**What the task requires:**
Copy out each line exactly as it appears.

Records
----------
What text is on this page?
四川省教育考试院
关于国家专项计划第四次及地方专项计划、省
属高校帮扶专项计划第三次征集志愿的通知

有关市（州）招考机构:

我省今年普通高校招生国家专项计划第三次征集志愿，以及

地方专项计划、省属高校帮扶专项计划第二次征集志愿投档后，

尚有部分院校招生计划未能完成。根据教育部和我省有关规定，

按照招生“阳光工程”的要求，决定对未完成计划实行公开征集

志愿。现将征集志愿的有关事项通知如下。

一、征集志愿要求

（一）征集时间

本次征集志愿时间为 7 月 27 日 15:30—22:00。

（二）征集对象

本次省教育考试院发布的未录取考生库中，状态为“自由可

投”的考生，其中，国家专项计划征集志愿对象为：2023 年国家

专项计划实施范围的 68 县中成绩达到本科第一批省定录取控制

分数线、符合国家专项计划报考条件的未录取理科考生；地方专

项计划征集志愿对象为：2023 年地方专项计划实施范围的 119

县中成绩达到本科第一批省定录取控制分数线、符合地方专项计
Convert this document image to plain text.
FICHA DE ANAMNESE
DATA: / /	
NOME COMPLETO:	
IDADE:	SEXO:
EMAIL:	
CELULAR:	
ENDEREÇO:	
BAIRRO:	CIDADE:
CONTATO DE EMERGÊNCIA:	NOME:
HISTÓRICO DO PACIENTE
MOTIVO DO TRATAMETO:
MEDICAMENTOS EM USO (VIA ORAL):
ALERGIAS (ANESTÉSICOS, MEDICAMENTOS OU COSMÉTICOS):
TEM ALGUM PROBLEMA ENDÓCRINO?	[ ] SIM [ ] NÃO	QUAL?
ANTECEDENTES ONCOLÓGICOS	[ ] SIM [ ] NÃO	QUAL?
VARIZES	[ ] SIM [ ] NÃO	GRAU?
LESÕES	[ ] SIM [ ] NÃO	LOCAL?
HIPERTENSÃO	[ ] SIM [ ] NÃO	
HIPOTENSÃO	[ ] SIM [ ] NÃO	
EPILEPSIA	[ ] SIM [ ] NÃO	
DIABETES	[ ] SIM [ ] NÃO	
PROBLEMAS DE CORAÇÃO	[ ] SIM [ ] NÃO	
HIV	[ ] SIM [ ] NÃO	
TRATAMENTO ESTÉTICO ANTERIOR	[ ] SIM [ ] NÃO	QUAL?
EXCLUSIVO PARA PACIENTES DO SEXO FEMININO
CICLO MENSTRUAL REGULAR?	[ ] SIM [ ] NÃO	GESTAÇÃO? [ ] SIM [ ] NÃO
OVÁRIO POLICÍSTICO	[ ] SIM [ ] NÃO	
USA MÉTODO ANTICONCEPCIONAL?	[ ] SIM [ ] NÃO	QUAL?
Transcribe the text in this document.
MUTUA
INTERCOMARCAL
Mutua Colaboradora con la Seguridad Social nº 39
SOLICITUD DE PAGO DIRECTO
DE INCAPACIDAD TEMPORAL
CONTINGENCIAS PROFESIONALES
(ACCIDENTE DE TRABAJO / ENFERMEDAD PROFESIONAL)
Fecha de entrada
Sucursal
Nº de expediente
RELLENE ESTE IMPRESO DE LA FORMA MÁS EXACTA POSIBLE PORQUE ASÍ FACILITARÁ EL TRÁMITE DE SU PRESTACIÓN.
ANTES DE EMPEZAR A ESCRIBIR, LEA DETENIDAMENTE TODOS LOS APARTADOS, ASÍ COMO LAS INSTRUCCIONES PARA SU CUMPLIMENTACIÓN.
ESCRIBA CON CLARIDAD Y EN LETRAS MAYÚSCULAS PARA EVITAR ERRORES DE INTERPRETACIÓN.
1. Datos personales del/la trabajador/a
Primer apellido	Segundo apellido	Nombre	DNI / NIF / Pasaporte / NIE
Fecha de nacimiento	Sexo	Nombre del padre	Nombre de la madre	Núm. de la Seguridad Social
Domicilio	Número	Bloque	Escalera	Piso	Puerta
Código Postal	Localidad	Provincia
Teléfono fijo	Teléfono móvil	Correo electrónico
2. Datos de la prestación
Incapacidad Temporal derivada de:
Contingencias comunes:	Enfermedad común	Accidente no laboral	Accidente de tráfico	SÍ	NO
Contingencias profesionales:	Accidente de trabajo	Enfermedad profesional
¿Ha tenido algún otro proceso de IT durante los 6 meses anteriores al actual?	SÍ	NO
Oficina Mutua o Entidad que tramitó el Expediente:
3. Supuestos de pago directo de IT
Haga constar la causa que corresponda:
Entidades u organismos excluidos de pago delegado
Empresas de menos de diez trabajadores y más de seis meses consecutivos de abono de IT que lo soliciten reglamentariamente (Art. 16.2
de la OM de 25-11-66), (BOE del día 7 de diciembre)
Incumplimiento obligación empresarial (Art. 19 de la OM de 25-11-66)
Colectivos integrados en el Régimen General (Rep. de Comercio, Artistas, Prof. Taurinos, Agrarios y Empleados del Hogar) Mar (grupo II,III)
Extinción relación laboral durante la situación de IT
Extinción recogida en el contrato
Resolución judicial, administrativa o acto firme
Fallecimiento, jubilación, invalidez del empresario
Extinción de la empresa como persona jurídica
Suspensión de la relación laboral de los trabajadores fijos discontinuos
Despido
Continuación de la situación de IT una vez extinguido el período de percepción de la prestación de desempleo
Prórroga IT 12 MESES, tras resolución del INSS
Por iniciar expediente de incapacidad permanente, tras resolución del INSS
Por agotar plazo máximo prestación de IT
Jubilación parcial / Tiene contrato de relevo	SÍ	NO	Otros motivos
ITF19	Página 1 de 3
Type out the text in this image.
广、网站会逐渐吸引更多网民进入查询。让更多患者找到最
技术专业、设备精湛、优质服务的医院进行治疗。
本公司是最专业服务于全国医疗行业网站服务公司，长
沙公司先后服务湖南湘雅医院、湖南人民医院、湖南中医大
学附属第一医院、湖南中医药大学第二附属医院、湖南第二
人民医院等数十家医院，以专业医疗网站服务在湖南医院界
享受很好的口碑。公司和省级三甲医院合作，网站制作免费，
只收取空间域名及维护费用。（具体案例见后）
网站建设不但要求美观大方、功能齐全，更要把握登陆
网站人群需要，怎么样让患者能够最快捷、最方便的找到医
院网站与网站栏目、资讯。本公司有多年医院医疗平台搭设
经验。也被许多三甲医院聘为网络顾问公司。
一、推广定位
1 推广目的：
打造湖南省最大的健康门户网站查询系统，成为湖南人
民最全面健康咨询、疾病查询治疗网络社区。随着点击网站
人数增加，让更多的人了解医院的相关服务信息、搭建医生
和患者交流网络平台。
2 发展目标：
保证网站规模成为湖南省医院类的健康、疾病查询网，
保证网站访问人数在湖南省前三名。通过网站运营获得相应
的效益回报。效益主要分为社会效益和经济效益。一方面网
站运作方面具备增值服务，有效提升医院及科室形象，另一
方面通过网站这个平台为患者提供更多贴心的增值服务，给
----------
**Task result:**
What text is on this page?
四川省教育考试院
关于国家专项计划第四次及地方专项计划、省
属高校帮扶专项计划第三次征集志愿的通知

有关市（州）招考机构:

我省今年普通高校招生国家专项计划第三次征集志愿，以及

地方专项计划、省属高校帮扶专项计划第二次征集志愿投档后，

尚有部分院校招生计划未能完成。根据教育部和我省有关规定，

按照招生“阳光工程”的要求，决定对未完成计划实行公开征集

志愿。现将征集志愿的有关事项通知如下。

一、征集志愿要求

（一）征集时间

本次征集志愿时间为 7 月 27 日 15:30—22:00。

（二）征集对象

本次省教育考试院发布的未录取考生库中，状态为“自由可

投”的考生，其中，国家专项计划征集志愿对象为：2023 年国家

专项计划实施范围的 68 县中成绩达到本科第一批省定录取控制

分数线、符合国家专项计划报考条件的未录取理科考生；地方专

项计划征集志愿对象为：2023 年地方专项计划实施范围的 119

县中成绩达到本科第一批省定录取控制分数线、符合地方专项计
Convert this document image to plain text.
FICHA DE ANAMNESE
DATA: / /	
NOME COMPLETO:	
IDADE:	SEXO:
EMAIL:	
CELULAR:	
ENDEREÇO:	
BAIRRO:	CIDADE:
CONTATO DE EMERGÊNCIA:	NOME:
HISTÓRICO DO PACIENTE
MOTIVO DO TRATAMETO:
MEDICAMENTOS EM USO (VIA ORAL):
ALERGIAS (ANESTÉSICOS, MEDICAMENTOS OU COSMÉTICOS):
TEM ALGUM PROBLEMA ENDÓCRINO?	[ ] SIM [ ] NÃO	QUAL?
ANTECEDENTES ONCOLÓGICOS	[ ] SIM [ ] NÃO	QUAL?
VARIZES	[ ] SIM [ ] NÃO	GRAU?
LESÕES	[ ] SIM [ ] NÃO	LOCAL?
HIPERTENSÃO	[ ] SIM [ ] NÃO	
HIPOTENSÃO	[ ] SIM [ ] NÃO	
EPILEPSIA	[ ] SIM [ ] NÃO	
DIABETES	[ ] SIM [ ] NÃO	
PROBLEMAS DE CORAÇÃO	[ ] SIM [ ] NÃO	
HIV	[ ] SIM [ ] NÃO	
TRATAMENTO ESTÉTICO ANTERIOR	[ ] SIM [ ] NÃO	QUAL?
EXCLUSIVO PARA PACIENTES DO SEXO FEMININO
CICLO MENSTRUAL REGULAR?	[ ] SIM [ ] NÃO	GESTAÇÃO? [ ] SIM [ ] NÃO
OVÁRIO POLICÍSTICO	[ ] SIM [ ] NÃO	
USA MÉTODO ANTICONCEPCIONAL?	[ ] SIM [ ] NÃO	QUAL?
Transcribe the text in this document.
MUTUA
INTERCOMARCAL
Mutua Colaboradora con la Seguridad Social nº 39
SOLICITUD DE PAGO DIRECTO
DE INCAPACIDAD TEMPORAL
CONTINGENCIAS PROFESIONALES
(ACCIDENTE DE TRABAJO / ENFERMEDAD PROFESIONAL)
Fecha de entrada
Sucursal
Nº de expediente
RELLENE ESTE IMPRESO DE LA FORMA MÁS EXACTA POSIBLE PORQUE ASÍ FACILITARÁ EL TRÁMITE DE SU PRESTACIÓN.
ANTES DE EMPEZAR A ESCRIBIR, LEA DETENIDAMENTE TODOS LOS APARTADOS, ASÍ COMO LAS INSTRUCCIONES PARA SU CUMPLIMENTACIÓN.
ESCRIBA CON CLARIDAD Y EN LETRAS MAYÚSCULAS PARA EVITAR ERRORES DE INTERPRETACIÓN.
1. Datos personales del/la trabajador/a
Primer apellido	Segundo apellido	Nombre	DNI / NIF / Pasaporte / NIE
Fecha de nacimiento	Sexo	Nombre del padre	Nombre de la madre	Núm. de la Seguridad Social
Domicilio	Número	Bloque	Escalera	Piso	Puerta
Código Postal	Localidad	Provincia
Teléfono fijo	Teléfono móvil	Correo electrónico
2. Datos de la prestación
Incapacidad Temporal derivada de:
Contingencias comunes:	Enfermedad común	Accidente no laboral	Accidente de tráfico	SÍ	NO
Contingencias profesionales:	Accidente de trabajo	Enfermedad profesional
¿Ha tenido algún otro proceso de IT durante los 6 meses anteriores al actual?	SÍ	NO
Oficina Mutua o Entidad que tramitó el Expediente:
3. Supuestos de pago directo de IT
Haga constar la causa que corresponda:
Entidades u organismos excluidos de pago delegado
Empresas de menos de diez trabajadores y más de seis meses consecutivos de abono de IT que lo soliciten reglamentariamente (Art. 16.2
de la OM de 25-11-66), (BOE del día 7 de diciembre)
Incumplimiento obligación empresarial (Art. 19 de la OM de 25-11-66)
Colectivos integrados en el Régimen General (Rep. de Comercio, Artistas, Prof. Taurinos, Agrarios y Empleados del Hogar) Mar (grupo II,III)
Extinción relación laboral durante la situación de IT
Extinción recogida en el contrato
Resolución judicial, administrativa o acto firme
Fallecimiento, jubilación, invalidez del empresario
Extinción de la empresa como persona jurídica
Suspensión de la relación laboral de los trabajadores fijos discontinuos
Despido
Continuación de la situación de IT una vez extinguido el período de percepción de la prestación de desempleo
Prórroga IT 12 MESES, tras resolución del INSS
Por iniciar expediente de incapacidad permanente, tras resolución del INSS
Por agotar plazo máximo prestación de IT
Jubilación parcial / Tiene contrato de relevo	SÍ	NO	Otros motivos
ITF19	Página 1 de 3
Type out the text in this image.
广、网站会逐渐吸引更多网民进入查询。让更多患者找到最
技术专业、设备精湛、优质服务的医院进行治疗。
本公司是最专业服务于全国医疗行业网站服务公司，长
沙公司先后服务湖南湘雅医院、湖南人民医院、湖南中医大
学附属第一医院、湖南中医药大学第二附属医院、湖南第二
人民医院等数十家医院，以专业医疗网站服务在湖南医院界
享受很好的口碑。公司和省级三甲医院合作，网站制作免费，
只收取空间域名及维护费用。（具体案例见后）
网站建设不但要求美观大方、功能齐全，更要把握登陆
网站人群需要，怎么样让患者能够最快捷、最方便的找到医
院网站与网站栏目、资讯。本公司有多年医院医疗平台搭设
经验。也被许多三甲医院聘为网络顾问公司。
一、推广定位
1 推广目的：
打造湖南省最大的健康门户网站查询系统，成为湖南人
民最全面健康咨询、疾病查询治疗网络社区。随着点击网站
人数增加，让更多的人了解医院的相关服务信息、搭建医生
和患者交流网络平台。
2 发展目标：
保证网站规模成为湖南省医院类的健康、疾病查询网，
保证网站访问人数在湖南省前三名。通过网站运营获得相应
的效益回报。效益主要分为社会效益和经济效益。一方面网
站运作方面具备增值服务，有效提升医院及科室形象，另一
方面通过网站这个平台为患者提供更多贴心的增值服务，给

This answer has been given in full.